* _Set task_
Every entry here needs to be repeated exactly.

Lines of data
━━━━━━━━━━━━━━━━

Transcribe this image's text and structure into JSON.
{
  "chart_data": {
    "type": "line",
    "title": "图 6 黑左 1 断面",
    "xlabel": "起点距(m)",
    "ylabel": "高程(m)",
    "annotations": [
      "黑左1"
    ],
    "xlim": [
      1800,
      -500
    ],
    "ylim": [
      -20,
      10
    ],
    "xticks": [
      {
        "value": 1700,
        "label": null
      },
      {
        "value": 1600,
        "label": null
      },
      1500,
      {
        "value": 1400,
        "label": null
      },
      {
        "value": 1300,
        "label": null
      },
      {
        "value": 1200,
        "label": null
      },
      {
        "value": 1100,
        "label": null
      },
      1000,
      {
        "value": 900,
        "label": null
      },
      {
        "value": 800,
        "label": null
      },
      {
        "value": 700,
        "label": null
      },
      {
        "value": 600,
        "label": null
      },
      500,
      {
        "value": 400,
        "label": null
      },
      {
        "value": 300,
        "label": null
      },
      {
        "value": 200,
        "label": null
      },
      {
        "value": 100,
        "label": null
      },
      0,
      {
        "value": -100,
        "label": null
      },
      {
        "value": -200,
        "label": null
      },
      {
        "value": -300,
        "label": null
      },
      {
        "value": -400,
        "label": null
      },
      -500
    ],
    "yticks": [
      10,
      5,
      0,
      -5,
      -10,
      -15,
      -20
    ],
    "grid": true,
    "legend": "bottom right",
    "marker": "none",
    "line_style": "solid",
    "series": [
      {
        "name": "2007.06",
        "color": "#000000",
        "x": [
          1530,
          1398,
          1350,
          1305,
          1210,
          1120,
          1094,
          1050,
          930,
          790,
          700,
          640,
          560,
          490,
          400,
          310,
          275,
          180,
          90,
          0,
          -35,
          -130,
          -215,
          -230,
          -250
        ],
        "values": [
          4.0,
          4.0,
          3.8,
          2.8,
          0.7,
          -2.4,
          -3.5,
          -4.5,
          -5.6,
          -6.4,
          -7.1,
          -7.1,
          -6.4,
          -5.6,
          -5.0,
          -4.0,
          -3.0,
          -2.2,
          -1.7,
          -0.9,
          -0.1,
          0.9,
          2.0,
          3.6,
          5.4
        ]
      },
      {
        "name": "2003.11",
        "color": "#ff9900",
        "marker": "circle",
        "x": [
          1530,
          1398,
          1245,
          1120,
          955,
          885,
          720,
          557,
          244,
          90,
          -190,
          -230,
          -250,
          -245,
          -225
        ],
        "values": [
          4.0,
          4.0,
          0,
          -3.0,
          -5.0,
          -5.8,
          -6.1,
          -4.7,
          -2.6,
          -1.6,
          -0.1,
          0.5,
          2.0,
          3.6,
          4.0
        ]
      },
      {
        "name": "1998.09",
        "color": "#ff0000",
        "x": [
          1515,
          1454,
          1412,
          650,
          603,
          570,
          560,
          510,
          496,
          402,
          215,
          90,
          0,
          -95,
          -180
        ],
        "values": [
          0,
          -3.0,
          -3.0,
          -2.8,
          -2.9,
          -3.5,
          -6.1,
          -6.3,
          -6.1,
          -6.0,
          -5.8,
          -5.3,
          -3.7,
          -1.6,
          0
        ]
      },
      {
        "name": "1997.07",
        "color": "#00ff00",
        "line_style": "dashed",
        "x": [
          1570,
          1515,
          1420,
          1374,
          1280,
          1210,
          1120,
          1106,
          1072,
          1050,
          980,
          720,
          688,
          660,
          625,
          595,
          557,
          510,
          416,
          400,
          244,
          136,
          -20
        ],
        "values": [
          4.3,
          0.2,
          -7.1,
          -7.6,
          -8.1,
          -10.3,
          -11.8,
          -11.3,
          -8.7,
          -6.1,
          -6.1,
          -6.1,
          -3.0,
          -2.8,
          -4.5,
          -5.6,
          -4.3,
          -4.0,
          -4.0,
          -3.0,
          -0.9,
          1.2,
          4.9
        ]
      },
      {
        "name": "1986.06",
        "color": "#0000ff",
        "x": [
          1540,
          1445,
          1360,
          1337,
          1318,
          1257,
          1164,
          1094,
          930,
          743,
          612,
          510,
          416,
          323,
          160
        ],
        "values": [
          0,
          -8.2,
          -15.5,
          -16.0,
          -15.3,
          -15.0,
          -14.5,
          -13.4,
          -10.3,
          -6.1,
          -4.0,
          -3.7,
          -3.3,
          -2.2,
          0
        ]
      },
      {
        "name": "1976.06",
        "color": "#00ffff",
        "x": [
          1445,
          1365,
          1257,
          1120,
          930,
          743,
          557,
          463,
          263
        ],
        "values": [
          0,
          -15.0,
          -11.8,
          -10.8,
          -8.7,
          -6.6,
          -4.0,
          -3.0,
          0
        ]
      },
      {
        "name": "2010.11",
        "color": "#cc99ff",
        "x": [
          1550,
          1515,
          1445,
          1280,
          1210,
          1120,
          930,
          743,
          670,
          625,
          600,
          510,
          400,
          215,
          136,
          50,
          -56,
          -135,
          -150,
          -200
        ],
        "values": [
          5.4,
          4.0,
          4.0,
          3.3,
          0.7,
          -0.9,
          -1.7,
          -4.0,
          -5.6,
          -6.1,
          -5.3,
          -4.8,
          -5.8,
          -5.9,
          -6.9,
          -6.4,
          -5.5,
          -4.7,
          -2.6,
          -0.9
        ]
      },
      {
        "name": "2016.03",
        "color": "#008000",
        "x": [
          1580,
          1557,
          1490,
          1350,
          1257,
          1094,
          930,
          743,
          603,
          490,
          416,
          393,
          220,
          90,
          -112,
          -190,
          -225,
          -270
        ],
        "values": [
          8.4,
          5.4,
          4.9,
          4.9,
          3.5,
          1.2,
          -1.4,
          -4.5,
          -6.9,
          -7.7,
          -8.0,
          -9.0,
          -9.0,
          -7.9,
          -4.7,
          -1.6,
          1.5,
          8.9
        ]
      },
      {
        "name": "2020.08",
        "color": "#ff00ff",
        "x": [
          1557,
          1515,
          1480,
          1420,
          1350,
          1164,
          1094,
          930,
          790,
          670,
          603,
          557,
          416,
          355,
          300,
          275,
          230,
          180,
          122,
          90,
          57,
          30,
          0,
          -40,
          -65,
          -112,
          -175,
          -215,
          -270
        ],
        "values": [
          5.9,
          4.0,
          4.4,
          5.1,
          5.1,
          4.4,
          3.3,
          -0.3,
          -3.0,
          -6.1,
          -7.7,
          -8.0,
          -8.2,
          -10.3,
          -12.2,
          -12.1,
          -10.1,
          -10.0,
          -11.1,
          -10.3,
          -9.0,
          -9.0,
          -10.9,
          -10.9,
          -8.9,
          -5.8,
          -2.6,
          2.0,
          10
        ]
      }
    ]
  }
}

━━━━━━━━━━━━━━━━

* _Output for this task_
Transcribe this image's text and structure into JSON.
{
  "chart_data": {
    "type": "line",
    "title": "图 6 黑左 1 断面",
    "xlabel": "起点距(m)",
    "ylabel": "高程(m)",
    "annotations": [
      "黑左1"
    ],
    "xlim": [
      1800,
      -500
    ],
    "ylim": [
      -20,
      10
    ],
    "xticks": [
      {
        "value": 1700,
        "label": null
      },
      {
        "value": 1600,
        "label": null
      },
      1500,
      {
        "value": 1400,
        "label": null
      },
      {
        "value": 1300,
        "label": null
      },
      {
        "value": 1200,
        "label": null
      },
      {
        "value": 1100,
        "label": null
      },
      1000,
      {
        "value": 900,
        "label": null
      },
      {
        "value": 800,
        "label": null
      },
      {
        "value": 700,
        "label": null
      },
      {
        "value": 600,
        "label": null
      },
      500,
      {
        "value": 400,
        "label": null
      },
      {
        "value": 300,
        "label": null
      },
      {
        "value": 200,
        "label": null
      },
      {
        "value": 100,
        "label": null
      },
      0,
      {
        "value": -100,
        "label": null
      },
      {
        "value": -200,
        "label": null
      },
      {
        "value": -300,
        "label": null
      },
      {
        "value": -400,
        "label": null
      },
      -500
    ],
    "yticks": [
      10,
      5,
      0,
      -5,
      -10,
      -15,
      -20
    ],
    "grid": true,
    "legend": "bottom right",
    "marker": "none",
    "line_style": "solid",
    "series": [
      {
        "name": "2007.06",
        "color": "#000000",
        "x": [
          1530,
          1398,
          1350,
          1305,
          1210,
          1120,
          1094,
          1050,
          930,
          790,
          700,
          640,
          560,
          490,
          400,
          310,
          275,
          180,
          90,
          0,
          -35,
          -130,
          -215,
          -230,
          -250
        ],
        "values": [
          4.0,
          4.0,
          3.8,
          2.8,
          0.7,
          -2.4,
          -3.5,
          -4.5,
          -5.6,
          -6.4,
          -7.1,
          -7.1,
          -6.4,
          -5.6,
          -5.0,
          -4.0,
          -3.0,
          -2.2,
          -1.7,
          -0.9,
          -0.1,
          0.9,
          2.0,
          3.6,
          5.4
        ]
      },
      {
        "name": "2003.11",
        "color": "#ff9900",
        "marker": "circle",
        "x": [
          1530,
          1398,
          1245,
          1120,
          955,
          885,
          720,
          557,
          244,
          90,
          -190,
          -230,
          -250,
          -245,
          -225
        ],
        "values": [
          4.0,
          4.0,
          0,
          -3.0,
          -5.0,
          -5.8,
          -6.1,
          -4.7,
          -2.6,
          -1.6,
          -0.1,
          0.5,
          2.0,
          3.6,
          4.0
        ]
      },
      {
        "name": "1998.09",
        "color": "#ff0000",
        "x": [
          1515,
          1454,
          1412,
          650,
          603,
          570,
          560,
          510,
          496,
          402,
          215,
          90,
          0,
          -95,
          -180
        ],
        "values": [
          0,
          -3.0,
          -3.0,
          -2.8,
          -2.9,
          -3.5,
          -6.1,
          -6.3,
          -6.1,
          -6.0,
          -5.8,
          -5.3,
          -3.7,
          -1.6,
          0
        ]
      },
      {
        "name": "1997.07",
        "color": "#00ff00",
        "line_style": "dashed",
        "x": [
          1570,
          1515,
          1420,
          1374,
          1280,
          1210,
          1120,
          1106,
          1072,
          1050,
          980,
          720,
          688,
          660,
          625,
          595,
          557,
          510,
          416,
          400,
          244,
          136,
          -20
        ],
        "values": [
          4.3,
          0.2,
          -7.1,
          -7.6,
          -8.1,
          -10.3,
          -11.8,
          -11.3,
          -8.7,
          -6.1,
          -6.1,
          -6.1,
          -3.0,
          -2.8,
          -4.5,
          -5.6,
          -4.3,
          -4.0,
          -4.0,
          -3.0,
          -0.9,
          1.2,
          4.9
        ]
      },
      {
        "name": "1986.06",
        "color": "#0000ff",
        "x": [
          1540,
          1445,
          1360,
          1337,
          1318,
          1257,
          1164,
          1094,
          930,
          743,
          612,
          510,
          416,
          323,
          160
        ],
        "values": [
          0,
          -8.2,
          -15.5,
          -16.0,
          -15.3,
          -15.0,
          -14.5,
          -13.4,
          -10.3,
          -6.1,
          -4.0,
          -3.7,
          -3.3,
          -2.2,
          0
        ]
      },
      {
        "name": "1976.06",
        "color": "#00ffff",
        "x": [
          1445,
          1365,
          1257,
          1120,
          930,
          743,
          557,
          463,
          263
        ],
        "values": [
          0,
          -15.0,
          -11.8,
          -10.8,
          -8.7,
          -6.6,
          -4.0,
          -3.0,
          0
        ]
      },
      {
        "name": "2010.11",
        "color": "#cc99ff",
        "x": [
          1550,
          1515,
          1445,
          1280,
          1210,
          1120,
          930,
          743,
          670,
          625,
          600,
          510,
          400,
          215,
          136,
          50,
          -56,
          -135,
          -150,
          -200
        ],
        "values": [
          5.4,
          4.0,
          4.0,
          3.3,
          0.7,
          -0.9,
          -1.7,
          -4.0,
          -5.6,
          -6.1,
          -5.3,
          -4.8,
          -5.8,
          -5.9,
          -6.9,
          -6.4,
          -5.5,
          -4.7,
          -2.6,
          -0.9
        ]
      },
      {
        "name": "2016.03",
        "color": "#008000",
        "x": [
          1580,
          1557,
          1490,
          1350,
          1257,
          1094,
          930,
          743,
          603,
          490,
          416,
          393,
          220,
          90,
          -112,
          -190,
          -225,
          -270
        ],
        "values": [
          8.4,
          5.4,
          4.9,
          4.9,
          3.5,
          1.2,
          -1.4,
          -4.5,
          -6.9,
          -7.7,
          -8.0,
          -9.0,
          -9.0,
          -7.9,
          -4.7,
          -1.6,
          1.5,
          8.9
        ]
      },
      {
        "name": "2020.08",
        "color": "#ff00ff",
        "x": [
          1557,
          1515,
          1480,
          1420,
          1350,
          1164,
          1094,
          930,
          790,
          670,
          603,
          557,
          416,
          355,
          300,
          275,
          230,
          180,
          122,
          90,
          57,
          30,
          0,
          -40,
          -65,
          -112,
          -175,
          -215,
          -270
        ],
        "values": [
          5.9,
          4.0,
          4.4,
          5.1,
          5.1,
          4.4,
          3.3,
          -0.3,
          -3.0,
          -6.1,
          -7.7,
          -8.0,
          -8.2,
          -10.3,
          -12.2,
          -12.1,
          -10.1,
          -10.0,
          -11.1,
          -10.3,
          -9.0,
          -9.0,
          -10.9,
          -10.9,
          -8.9,
          -5.8,
          -2.6,
          2.0,
          10
        ]
      }
    ]
  }
}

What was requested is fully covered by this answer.